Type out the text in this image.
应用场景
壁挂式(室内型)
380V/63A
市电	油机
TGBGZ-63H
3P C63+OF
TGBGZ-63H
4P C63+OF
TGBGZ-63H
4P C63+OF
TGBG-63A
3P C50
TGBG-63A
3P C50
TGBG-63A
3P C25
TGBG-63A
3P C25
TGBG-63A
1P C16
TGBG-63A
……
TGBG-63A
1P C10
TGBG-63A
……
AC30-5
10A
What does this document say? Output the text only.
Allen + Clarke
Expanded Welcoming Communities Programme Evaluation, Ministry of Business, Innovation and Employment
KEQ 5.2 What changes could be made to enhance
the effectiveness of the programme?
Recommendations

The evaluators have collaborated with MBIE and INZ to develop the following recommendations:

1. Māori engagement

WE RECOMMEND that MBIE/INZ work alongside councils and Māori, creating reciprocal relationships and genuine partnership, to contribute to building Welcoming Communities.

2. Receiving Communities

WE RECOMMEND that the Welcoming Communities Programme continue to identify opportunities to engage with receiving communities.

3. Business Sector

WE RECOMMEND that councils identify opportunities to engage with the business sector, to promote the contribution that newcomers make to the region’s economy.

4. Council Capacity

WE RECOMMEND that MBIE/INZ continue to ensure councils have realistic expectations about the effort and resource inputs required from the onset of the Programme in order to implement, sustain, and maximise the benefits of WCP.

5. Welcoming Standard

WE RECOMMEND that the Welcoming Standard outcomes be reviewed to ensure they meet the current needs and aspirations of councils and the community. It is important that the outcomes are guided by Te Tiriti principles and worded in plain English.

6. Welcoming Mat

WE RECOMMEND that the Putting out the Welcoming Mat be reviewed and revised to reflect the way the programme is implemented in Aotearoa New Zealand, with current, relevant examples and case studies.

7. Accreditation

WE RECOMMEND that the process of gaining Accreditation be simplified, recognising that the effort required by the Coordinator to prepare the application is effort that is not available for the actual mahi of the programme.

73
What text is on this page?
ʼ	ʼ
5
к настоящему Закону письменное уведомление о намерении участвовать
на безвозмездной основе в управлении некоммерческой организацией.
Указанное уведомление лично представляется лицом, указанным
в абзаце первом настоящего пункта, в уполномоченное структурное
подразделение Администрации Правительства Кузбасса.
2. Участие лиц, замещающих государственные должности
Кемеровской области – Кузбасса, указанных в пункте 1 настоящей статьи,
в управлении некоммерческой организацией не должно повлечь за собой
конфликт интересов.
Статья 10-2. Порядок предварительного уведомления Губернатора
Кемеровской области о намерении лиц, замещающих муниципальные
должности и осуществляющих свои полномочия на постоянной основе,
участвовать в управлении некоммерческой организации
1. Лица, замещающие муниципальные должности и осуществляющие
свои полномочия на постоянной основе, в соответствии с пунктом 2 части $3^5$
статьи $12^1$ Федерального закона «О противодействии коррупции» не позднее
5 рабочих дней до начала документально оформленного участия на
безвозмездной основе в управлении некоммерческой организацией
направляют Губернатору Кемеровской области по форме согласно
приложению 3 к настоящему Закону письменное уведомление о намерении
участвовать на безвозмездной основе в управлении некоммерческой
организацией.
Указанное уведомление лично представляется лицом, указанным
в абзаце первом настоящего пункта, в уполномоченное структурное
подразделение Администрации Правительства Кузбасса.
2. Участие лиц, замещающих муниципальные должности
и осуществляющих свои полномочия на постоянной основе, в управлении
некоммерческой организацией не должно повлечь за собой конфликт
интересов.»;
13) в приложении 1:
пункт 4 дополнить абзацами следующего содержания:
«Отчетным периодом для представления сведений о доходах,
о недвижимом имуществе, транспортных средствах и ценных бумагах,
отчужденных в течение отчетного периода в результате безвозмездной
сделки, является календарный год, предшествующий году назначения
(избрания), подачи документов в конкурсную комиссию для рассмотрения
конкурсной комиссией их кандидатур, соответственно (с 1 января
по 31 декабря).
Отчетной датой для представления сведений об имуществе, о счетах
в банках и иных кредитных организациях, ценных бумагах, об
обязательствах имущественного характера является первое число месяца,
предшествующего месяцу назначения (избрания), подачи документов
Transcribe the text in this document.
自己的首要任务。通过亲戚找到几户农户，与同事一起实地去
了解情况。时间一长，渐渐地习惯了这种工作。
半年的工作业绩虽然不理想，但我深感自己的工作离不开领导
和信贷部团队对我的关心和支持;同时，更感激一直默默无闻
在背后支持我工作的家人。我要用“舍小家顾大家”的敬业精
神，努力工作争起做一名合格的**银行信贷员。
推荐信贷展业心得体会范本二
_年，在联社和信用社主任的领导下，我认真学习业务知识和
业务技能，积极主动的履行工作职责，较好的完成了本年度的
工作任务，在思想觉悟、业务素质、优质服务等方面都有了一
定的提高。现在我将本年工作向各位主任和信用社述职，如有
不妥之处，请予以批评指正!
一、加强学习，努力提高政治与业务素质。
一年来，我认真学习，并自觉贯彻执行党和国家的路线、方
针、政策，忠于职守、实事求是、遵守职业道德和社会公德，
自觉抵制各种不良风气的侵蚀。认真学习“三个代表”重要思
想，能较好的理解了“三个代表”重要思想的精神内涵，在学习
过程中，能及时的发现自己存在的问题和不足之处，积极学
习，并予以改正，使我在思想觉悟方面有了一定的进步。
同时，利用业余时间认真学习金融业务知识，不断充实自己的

### What the exercise asks
Please quote every record above exactly as it appears.

### Solution for this exercise
Type out the text in this image.
应用场景
壁挂式(室内型)
380V/63A
市电	油机
TGBGZ-63H
3P C63+OF
TGBGZ-63H
4P C63+OF
TGBGZ-63H
4P C63+OF
TGBG-63A
3P C50
TGBG-63A
3P C50
TGBG-63A
3P C25
TGBG-63A
3P C25
TGBG-63A
1P C16
TGBG-63A
……
TGBG-63A
1P C10
TGBG-63A
……
AC30-5
10A
What does this document say? Output the text only.
Allen + Clarke
Expanded Welcoming Communities Programme Evaluation, Ministry of Business, Innovation and Employment
KEQ 5.2 What changes could be made to enhance
the effectiveness of the programme?
Recommendations

The evaluators have collaborated with MBIE and INZ to develop the following recommendations:

1. Māori engagement

WE RECOMMEND that MBIE/INZ work alongside councils and Māori, creating reciprocal relationships and genuine partnership, to contribute to building Welcoming Communities.

2. Receiving Communities

WE RECOMMEND that the Welcoming Communities Programme continue to identify opportunities to engage with receiving communities.

3. Business Sector

WE RECOMMEND that councils identify opportunities to engage with the business sector, to promote the contribution that newcomers make to the region’s economy.

4. Council Capacity

WE RECOMMEND that MBIE/INZ continue to ensure councils have realistic expectations about the effort and resource inputs required from the onset of the Programme in order to implement, sustain, and maximise the benefits of WCP.

5. Welcoming Standard

WE RECOMMEND that the Welcoming Standard outcomes be reviewed to ensure they meet the current needs and aspirations of councils and the community. It is important that the outcomes are guided by Te Tiriti principles and worded in plain English.

6. Welcoming Mat

WE RECOMMEND that the Putting out the Welcoming Mat be reviewed and revised to reflect the way the programme is implemented in Aotearoa New Zealand, with current, relevant examples and case studies.

7. Accreditation

WE RECOMMEND that the process of gaining Accreditation be simplified, recognising that the effort required by the Coordinator to prepare the application is effort that is not available for the actual mahi of the programme.

73
What text is on this page?
ʼ	ʼ
5
к настоящему Закону письменное уведомление о намерении участвовать
на безвозмездной основе в управлении некоммерческой организацией.
Указанное уведомление лично представляется лицом, указанным
в абзаце первом настоящего пункта, в уполномоченное структурное
подразделение Администрации Правительства Кузбасса.
2. Участие лиц, замещающих государственные должности
Кемеровской области – Кузбасса, указанных в пункте 1 настоящей статьи,
в управлении некоммерческой организацией не должно повлечь за собой
конфликт интересов.
Статья 10-2. Порядок предварительного уведомления Губернатора
Кемеровской области о намерении лиц, замещающих муниципальные
должности и осуществляющих свои полномочия на постоянной основе,
участвовать в управлении некоммерческой организации
1. Лица, замещающие муниципальные должности и осуществляющие
свои полномочия на постоянной основе, в соответствии с пунктом 2 части $3^5$
статьи $12^1$ Федерального закона «О противодействии коррупции» не позднее
5 рабочих дней до начала документально оформленного участия на
безвозмездной основе в управлении некоммерческой организацией
направляют Губернатору Кемеровской области по форме согласно
приложению 3 к настоящему Закону письменное уведомление о намерении
участвовать на безвозмездной основе в управлении некоммерческой
организацией.
Указанное уведомление лично представляется лицом, указанным
в абзаце первом настоящего пункта, в уполномоченное структурное
подразделение Администрации Правительства Кузбасса.
2. Участие лиц, замещающих муниципальные должности
и осуществляющих свои полномочия на постоянной основе, в управлении
некоммерческой организацией не должно повлечь за собой конфликт
интересов.»;
13) в приложении 1:
пункт 4 дополнить абзацами следующего содержания:
«Отчетным периодом для представления сведений о доходах,
о недвижимом имуществе, транспортных средствах и ценных бумагах,
отчужденных в течение отчетного периода в результате безвозмездной
сделки, является календарный год, предшествующий году назначения
(избрания), подачи документов в конкурсную комиссию для рассмотрения
конкурсной комиссией их кандидатур, соответственно (с 1 января
по 31 декабря).
Отчетной датой для представления сведений об имуществе, о счетах
в банках и иных кредитных организациях, ценных бумагах, об
обязательствах имущественного характера является первое число месяца,
предшествующего месяцу назначения (избрания), подачи документов
Transcribe the text in this document.
自己的首要任务。通过亲戚找到几户农户，与同事一起实地去
了解情况。时间一长，渐渐地习惯了这种工作。
半年的工作业绩虽然不理想，但我深感自己的工作离不开领导
和信贷部团队对我的关心和支持;同时，更感激一直默默无闻
在背后支持我工作的家人。我要用“舍小家顾大家”的敬业精
神，努力工作争起做一名合格的**银行信贷员。
推荐信贷展业心得体会范本二
_年，在联社和信用社主任的领导下，我认真学习业务知识和
业务技能，积极主动的履行工作职责，较好的完成了本年度的
工作任务，在思想觉悟、业务素质、优质服务等方面都有了一
定的提高。现在我将本年工作向各位主任和信用社述职，如有
不妥之处，请予以批评指正!
一、加强学习，努力提高政治与业务素质。
一年来，我认真学习，并自觉贯彻执行党和国家的路线、方
针、政策，忠于职守、实事求是、遵守职业道德和社会公德，
自觉抵制各种不良风气的侵蚀。认真学习“三个代表”重要思
想，能较好的理解了“三个代表”重要思想的精神内涵，在学习
过程中，能及时的发现自己存在的问题和不足之处，积极学
习，并予以改正，使我在思想觉悟方面有了一定的进步。
同时，利用业余时间认真学习金融业务知识，不断充实自己的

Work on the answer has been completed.